## [Given request]
Rewrite the stretch of the listing from the start through the line containing "y-axis: 0 1", replacing "x-tick-label-month" with "month-tick" and leaving everything else unchanged.

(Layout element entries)
------------------------------------------------------------------------

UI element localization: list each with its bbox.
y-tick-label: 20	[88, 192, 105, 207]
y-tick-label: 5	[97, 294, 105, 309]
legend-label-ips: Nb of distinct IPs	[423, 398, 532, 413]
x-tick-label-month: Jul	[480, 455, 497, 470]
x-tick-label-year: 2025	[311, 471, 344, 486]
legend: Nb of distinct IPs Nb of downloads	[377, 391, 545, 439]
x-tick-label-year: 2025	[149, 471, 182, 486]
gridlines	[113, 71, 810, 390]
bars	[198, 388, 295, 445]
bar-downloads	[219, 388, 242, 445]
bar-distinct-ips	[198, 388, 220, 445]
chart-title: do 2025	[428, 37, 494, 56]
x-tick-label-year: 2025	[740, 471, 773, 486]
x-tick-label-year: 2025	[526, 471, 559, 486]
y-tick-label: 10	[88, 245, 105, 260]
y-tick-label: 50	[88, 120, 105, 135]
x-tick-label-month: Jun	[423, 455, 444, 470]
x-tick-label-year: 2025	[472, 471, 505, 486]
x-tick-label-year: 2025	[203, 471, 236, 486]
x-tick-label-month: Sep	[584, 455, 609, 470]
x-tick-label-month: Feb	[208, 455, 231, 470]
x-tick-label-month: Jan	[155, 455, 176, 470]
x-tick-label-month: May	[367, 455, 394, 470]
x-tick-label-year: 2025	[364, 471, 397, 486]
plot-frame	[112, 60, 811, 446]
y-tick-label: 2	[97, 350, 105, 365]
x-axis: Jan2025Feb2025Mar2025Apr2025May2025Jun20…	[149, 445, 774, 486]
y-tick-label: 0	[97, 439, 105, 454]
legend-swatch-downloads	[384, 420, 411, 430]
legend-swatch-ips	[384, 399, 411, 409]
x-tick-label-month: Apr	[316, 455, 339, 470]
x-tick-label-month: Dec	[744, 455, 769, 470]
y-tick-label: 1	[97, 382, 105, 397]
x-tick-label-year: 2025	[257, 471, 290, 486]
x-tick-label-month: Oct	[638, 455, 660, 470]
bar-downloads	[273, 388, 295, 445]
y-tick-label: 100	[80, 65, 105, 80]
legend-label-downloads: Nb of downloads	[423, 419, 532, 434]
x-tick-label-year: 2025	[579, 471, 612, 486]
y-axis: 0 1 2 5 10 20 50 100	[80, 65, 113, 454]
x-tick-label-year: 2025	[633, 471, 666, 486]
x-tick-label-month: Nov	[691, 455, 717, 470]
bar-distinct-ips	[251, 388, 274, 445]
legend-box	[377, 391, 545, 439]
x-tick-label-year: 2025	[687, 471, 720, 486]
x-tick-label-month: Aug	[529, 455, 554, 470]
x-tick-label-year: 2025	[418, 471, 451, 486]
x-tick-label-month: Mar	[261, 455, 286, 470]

------------------------------------------------------------------------

## [Solution]
UI element localization: list each with its bbox.
y-tick-label: 20	[88, 192, 105, 207]
y-tick-label: 5	[97, 294, 105, 309]
legend-label-ips: Nb of distinct IPs	[423, 398, 532, 413]
month-tick: Jul	[480, 455, 497, 470]
x-tick-label-year: 2025	[311, 471, 344, 486]
legend: Nb of distinct IPs Nb of downloads	[377, 391, 545, 439]
x-tick-label-year: 2025	[149, 471, 182, 486]
gridlines	[113, 71, 810, 390]
bars	[198, 388, 295, 445]
bar-downloads	[219, 388, 242, 445]
bar-distinct-ips	[198, 388, 220, 445]
chart-title: do 2025	[428, 37, 494, 56]
x-tick-label-year: 2025	[740, 471, 773, 486]
x-tick-label-year: 2025	[526, 471, 559, 486]
y-tick-label: 10	[88, 245, 105, 260]
y-tick-label: 50	[88, 120, 105, 135]
month-tick: Jun	[423, 455, 444, 470]
x-tick-label-year: 2025	[472, 471, 505, 486]
x-tick-label-year: 2025	[203, 471, 236, 486]
month-tick: Sep	[584, 455, 609, 470]
month-tick: Feb	[208, 455, 231, 470]
month-tick: Jan	[155, 455, 176, 470]
month-tick: May	[367, 455, 394, 470]
x-tick-label-year: 2025	[364, 471, 397, 486]
plot-frame	[112, 60, 811, 446]
y-tick-label: 2	[97, 350, 105, 365]
x-axis: Jan2025Feb2025Mar2025Apr2025May2025Jun20…	[149, 445, 774, 486]
y-tick-label: 0	[97, 439, 105, 454]
legend-swatch-downloads	[384, 420, 411, 430]
legend-swatch-ips	[384, 399, 411, 409]
month-tick: Apr	[316, 455, 339, 470]
month-tick: Dec	[744, 455, 769, 470]
y-tick-label: 1	[97, 382, 105, 397]
x-tick-label-year: 2025	[257, 471, 290, 486]
month-tick: Oct	[638, 455, 660, 470]
bar-downloads	[273, 388, 295, 445]
y-tick-label: 100	[80, 65, 105, 80]
legend-label-downloads: Nb of downloads	[423, 419, 532, 434]
x-tick-label-year: 2025	[579, 471, 612, 486]
y-axis: 0 1 2 5 10 20 50 100	[80, 65, 113, 454]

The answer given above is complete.